INSTRUCTIONS FOR THE TASK>
Produce an exact copy of all the records.

MATERIAL PROVIDED>
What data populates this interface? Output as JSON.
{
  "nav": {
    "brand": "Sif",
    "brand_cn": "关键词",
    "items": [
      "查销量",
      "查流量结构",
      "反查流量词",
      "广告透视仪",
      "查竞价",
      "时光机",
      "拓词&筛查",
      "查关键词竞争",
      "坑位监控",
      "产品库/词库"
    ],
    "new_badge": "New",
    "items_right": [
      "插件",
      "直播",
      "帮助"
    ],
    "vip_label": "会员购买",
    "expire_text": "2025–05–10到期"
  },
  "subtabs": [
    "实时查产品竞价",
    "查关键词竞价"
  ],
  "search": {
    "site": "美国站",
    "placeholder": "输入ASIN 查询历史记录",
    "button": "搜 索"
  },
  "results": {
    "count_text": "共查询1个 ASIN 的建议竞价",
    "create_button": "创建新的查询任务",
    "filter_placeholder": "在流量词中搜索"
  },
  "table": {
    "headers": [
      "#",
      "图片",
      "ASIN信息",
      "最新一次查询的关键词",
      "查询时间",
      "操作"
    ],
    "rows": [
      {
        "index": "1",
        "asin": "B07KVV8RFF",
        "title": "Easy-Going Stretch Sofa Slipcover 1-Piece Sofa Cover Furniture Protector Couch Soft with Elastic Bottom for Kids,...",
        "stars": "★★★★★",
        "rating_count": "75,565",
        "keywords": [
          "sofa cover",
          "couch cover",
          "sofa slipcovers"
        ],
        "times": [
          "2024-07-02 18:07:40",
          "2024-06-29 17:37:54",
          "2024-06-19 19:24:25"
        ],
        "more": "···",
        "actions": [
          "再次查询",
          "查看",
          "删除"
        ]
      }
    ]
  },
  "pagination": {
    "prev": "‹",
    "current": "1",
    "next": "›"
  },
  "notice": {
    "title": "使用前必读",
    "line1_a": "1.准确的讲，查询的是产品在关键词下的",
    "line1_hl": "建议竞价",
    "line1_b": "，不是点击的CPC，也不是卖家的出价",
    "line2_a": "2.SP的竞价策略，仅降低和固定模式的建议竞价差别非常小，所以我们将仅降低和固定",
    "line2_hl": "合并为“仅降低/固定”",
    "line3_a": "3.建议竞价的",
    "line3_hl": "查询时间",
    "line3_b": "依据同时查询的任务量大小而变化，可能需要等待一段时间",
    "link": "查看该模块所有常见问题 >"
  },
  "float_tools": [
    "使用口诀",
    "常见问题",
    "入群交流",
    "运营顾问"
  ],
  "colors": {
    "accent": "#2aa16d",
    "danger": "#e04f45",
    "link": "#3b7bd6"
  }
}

COMPLETE OUTPUT>
What data populates this interface? Output as JSON.
{
  "nav": {
    "brand": "Sif",
    "brand_cn": "关键词",
    "items": [
      "查销量",
      "查流量结构",
      "反查流量词",
      "广告透视仪",
      "查竞价",
      "时光机",
      "拓词&筛查",
      "查关键词竞争",
      "坑位监控",
      "产品库/词库"
    ],
    "new_badge": "New",
    "items_right": [
      "插件",
      "直播",
      "帮助"
    ],
    "vip_label": "会员购买",
    "expire_text": "2025–05–10到期"
  },
  "subtabs": [
    "实时查产品竞价",
    "查关键词竞价"
  ],
  "search": {
    "site": "美国站",
    "placeholder": "输入ASIN 查询历史记录",
    "button": "搜 索"
  },
  "results": {
    "count_text": "共查询1个 ASIN 的建议竞价",
    "create_button": "创建新的查询任务",
    "filter_placeholder": "在流量词中搜索"
  },
  "table": {
    "headers": [
      "#",
      "图片",
      "ASIN信息",
      "最新一次查询的关键词",
      "查询时间",
      "操作"
    ],
    "rows": [
      {
        "index": "1",
        "asin": "B07KVV8RFF",
        "title": "Easy-Going Stretch Sofa Slipcover 1-Piece Sofa Cover Furniture Protector Couch Soft with Elastic Bottom for Kids,...",
        "stars": "★★★★★",
        "rating_count": "75,565",
        "keywords": [
          "sofa cover",
          "couch cover",
          "sofa slipcovers"
        ],
        "times": [
          "2024-07-02 18:07:40",
          "2024-06-29 17:37:54",
          "2024-06-19 19:24:25"
        ],
        "more": "···",
        "actions": [
          "再次查询",
          "查看",
          "删除"
        ]
      }
    ]
  },
  "pagination": {
    "prev": "‹",
    "current": "1",
    "next": "›"
  },
  "notice": {
    "title": "使用前必读",
    "line1_a": "1.准确的讲，查询的是产品在关键词下的",
    "line1_hl": "建议竞价",
    "line1_b": "，不是点击的CPC，也不是卖家的出价",
    "line2_a": "2.SP的竞价策略，仅降低和固定模式的建议竞价差别非常小，所以我们将仅降低和固定",
    "line2_hl": "合并为“仅降低/固定”",
    "line3_a": "3.建议竞价的",
    "line3_hl": "查询时间",
    "line3_b": "依据同时查询的任务量大小而变化，可能需要等待一段时间",
    "link": "查看该模块所有常见问题 >"
  },
  "float_tools": [
    "使用口诀",
    "常见问题",
    "入群交流",
    "运营顾问"
  ],
  "colors": {
    "accent": "#2aa16d",
    "danger": "#e04f45",
    "link": "#3b7bd6"
  }
}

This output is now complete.